» What you will do: Quote the entries in full, character for character, without their images.

» Data provided:
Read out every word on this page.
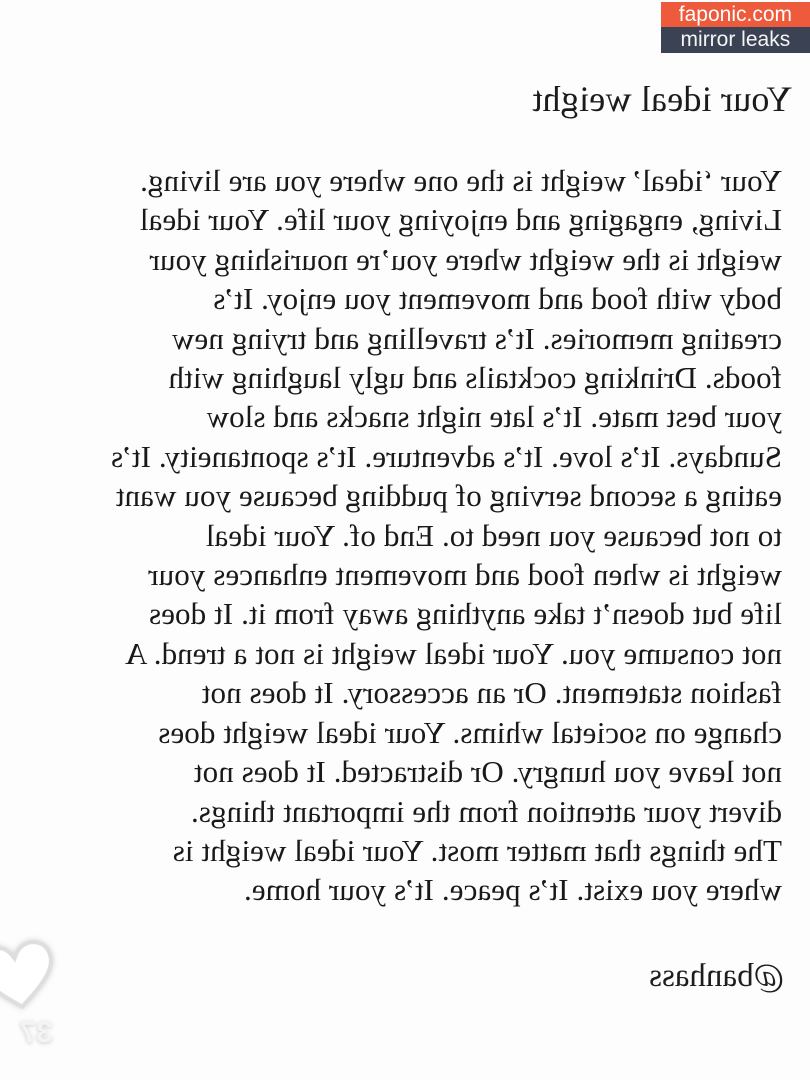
Your ideal weight
Your ‘ideal’ weight is the one where you are living.
Living, engaging and enjoying your life. Your ideal
weight is the weight where you’re nourishing your
body with food and movement you enjoy. It’s
creating memories. It’s travelling and trying new
foods. Drinking cocktails and ugly laughing with
your best mate. It’s late night snacks and slow
Sundays. It’s love. It’s adventure. It’s spontaneity. It’s
eating a second serving of pudding because you want
to not because you need to. End of. Your ideal
weight is when food and movement enhances your
life but doesn’t take anything away from it. It does
not consume you. Your ideal weight is not a trend. A
fashion statement. Or an accessory. It does not
change on societal whims. Your ideal weight does
not leave you hungry. Or distracted. It does not
divert your attention from the important things.
The things that matter most. Your ideal weight is
where you exist. It’s peace. It’s your home.
@banhass
37
faponic.com
mirror leaks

» Output below:
Read out every word on this page.
Your ideal weight
Your ‘ideal’ weight is the one where you are living.
Living, engaging and enjoying your life. Your ideal
weight is the weight where you’re nourishing your
body with food and movement you enjoy. It’s
creating memories. It’s travelling and trying new
foods. Drinking cocktails and ugly laughing with
your best mate. It’s late night snacks and slow
Sundays. It’s love. It’s adventure. It’s spontaneity. It’s
eating a second serving of pudding because you want
to not because you need to. End of. Your ideal
weight is when food and movement enhances your
life but doesn’t take anything away from it. It does
not consume you. Your ideal weight is not a trend. A
fashion statement. Or an accessory. It does not
change on societal whims. Your ideal weight does
not leave you hungry. Or distracted. It does not
divert your attention from the important things.
The things that matter most. Your ideal weight is
where you exist. It’s peace. It’s your home.
@banhass
37
faponic.com
mirror leaks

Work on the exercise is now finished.